Exercise instructions: Reproduce exactly the span of lines beginning at the one with "Read out every word on this page." and ending at the last line of the data below, omitting pictures.

::: Records for processing :::

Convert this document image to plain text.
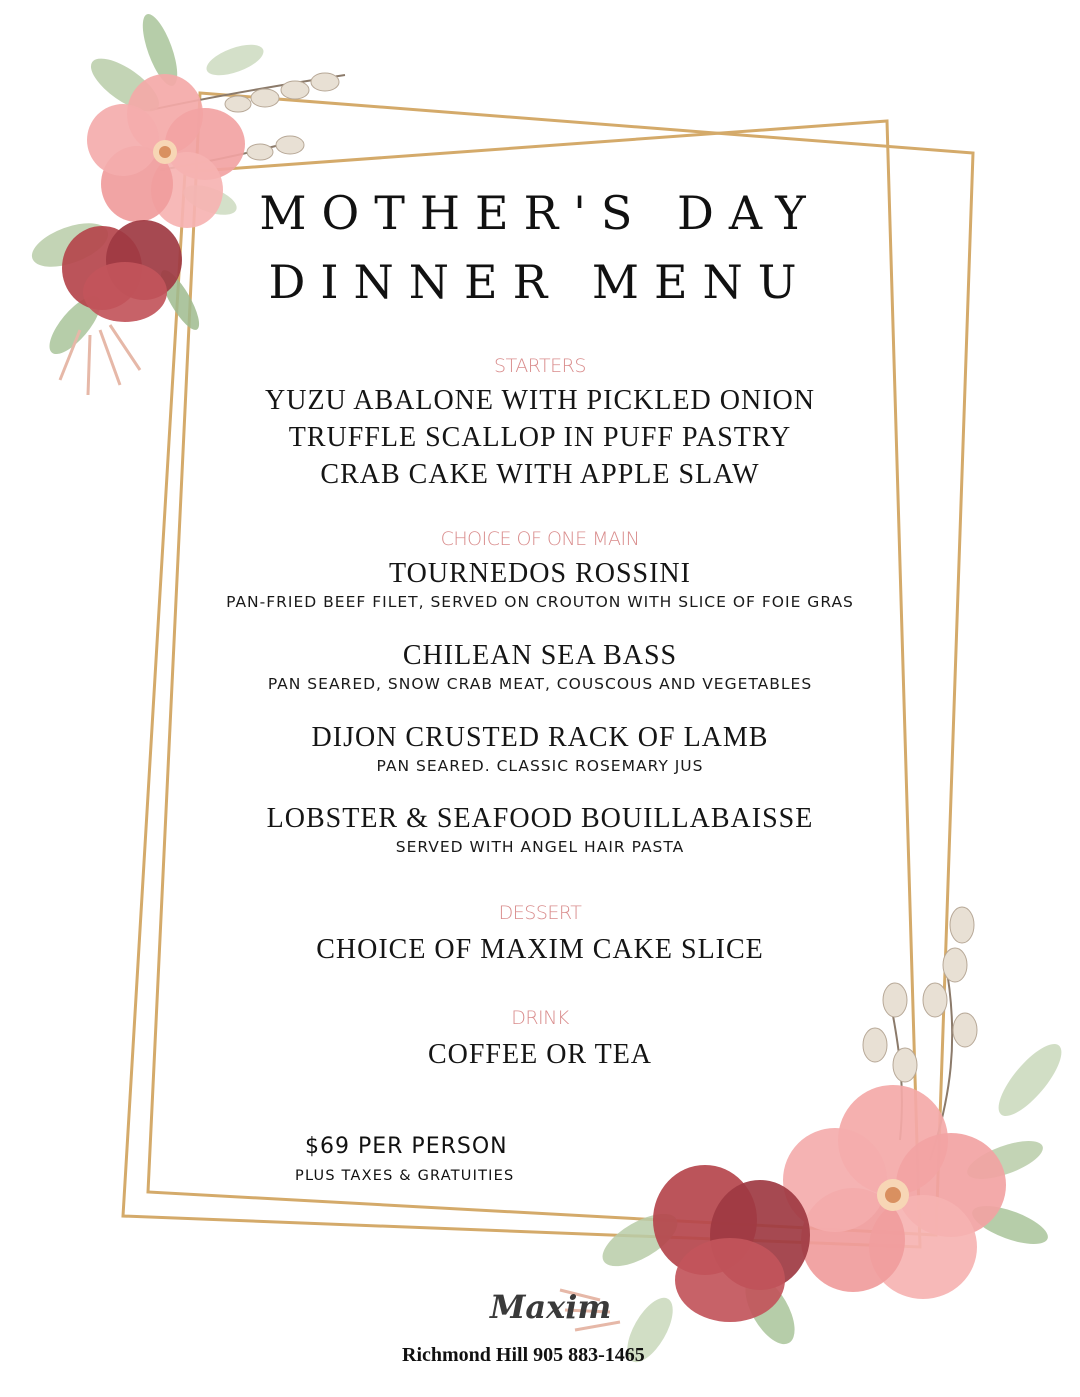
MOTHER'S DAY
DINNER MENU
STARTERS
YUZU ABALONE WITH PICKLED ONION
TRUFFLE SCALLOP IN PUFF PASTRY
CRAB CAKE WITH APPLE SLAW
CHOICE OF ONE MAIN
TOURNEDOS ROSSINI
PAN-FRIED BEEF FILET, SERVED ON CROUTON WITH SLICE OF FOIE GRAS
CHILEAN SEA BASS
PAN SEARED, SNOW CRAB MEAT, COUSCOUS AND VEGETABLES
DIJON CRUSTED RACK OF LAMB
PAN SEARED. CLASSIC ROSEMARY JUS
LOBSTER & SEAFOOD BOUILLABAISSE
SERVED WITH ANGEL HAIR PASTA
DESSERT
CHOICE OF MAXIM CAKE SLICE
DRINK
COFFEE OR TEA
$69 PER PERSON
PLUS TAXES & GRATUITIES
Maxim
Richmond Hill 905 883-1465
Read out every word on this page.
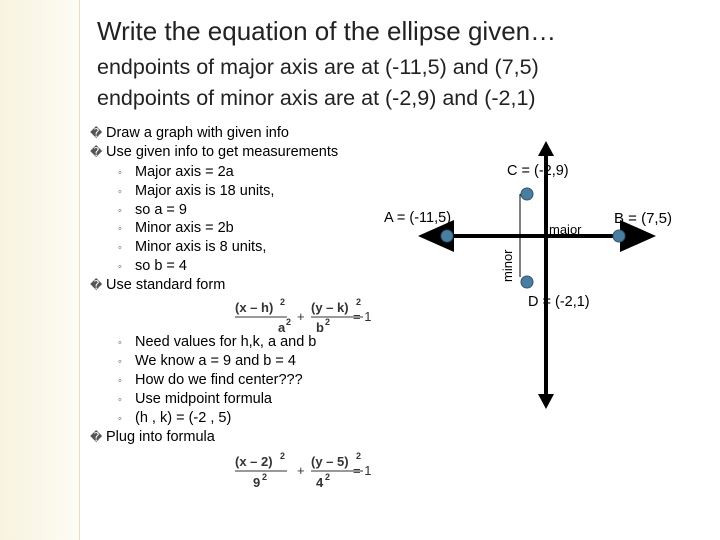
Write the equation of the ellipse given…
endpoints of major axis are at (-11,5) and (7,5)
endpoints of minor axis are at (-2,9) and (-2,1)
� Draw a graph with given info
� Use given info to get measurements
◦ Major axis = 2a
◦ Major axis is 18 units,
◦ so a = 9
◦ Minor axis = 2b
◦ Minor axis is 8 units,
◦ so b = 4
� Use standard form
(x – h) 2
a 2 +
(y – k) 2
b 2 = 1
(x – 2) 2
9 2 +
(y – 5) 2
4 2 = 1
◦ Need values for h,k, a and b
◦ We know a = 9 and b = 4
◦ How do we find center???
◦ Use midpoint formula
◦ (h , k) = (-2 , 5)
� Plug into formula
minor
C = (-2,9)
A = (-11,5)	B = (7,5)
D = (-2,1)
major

:::

Reply:
Read out every word on this page.
Write the equation of the ellipse given…
endpoints of major axis are at (-11,5) and (7,5)
endpoints of minor axis are at (-2,9) and (-2,1)
� Draw a graph with given info
� Use given info to get measurements
◦ Major axis = 2a
◦ Major axis is 18 units,
◦ so a = 9
◦ Minor axis = 2b
◦ Minor axis is 8 units,
◦ so b = 4
� Use standard form
(x – h) 2
a 2 +
(y – k) 2
b 2 = 1
(x – 2) 2
9 2 +
(y – 5) 2
4 2 = 1
◦ Need values for h,k, a and b
◦ We know a = 9 and b = 4
◦ How do we find center???
◦ Use midpoint formula
◦ (h , k) = (-2 , 5)
� Plug into formula
minor
C = (-2,9)
A = (-11,5)	B = (7,5)
D = (-2,1)
major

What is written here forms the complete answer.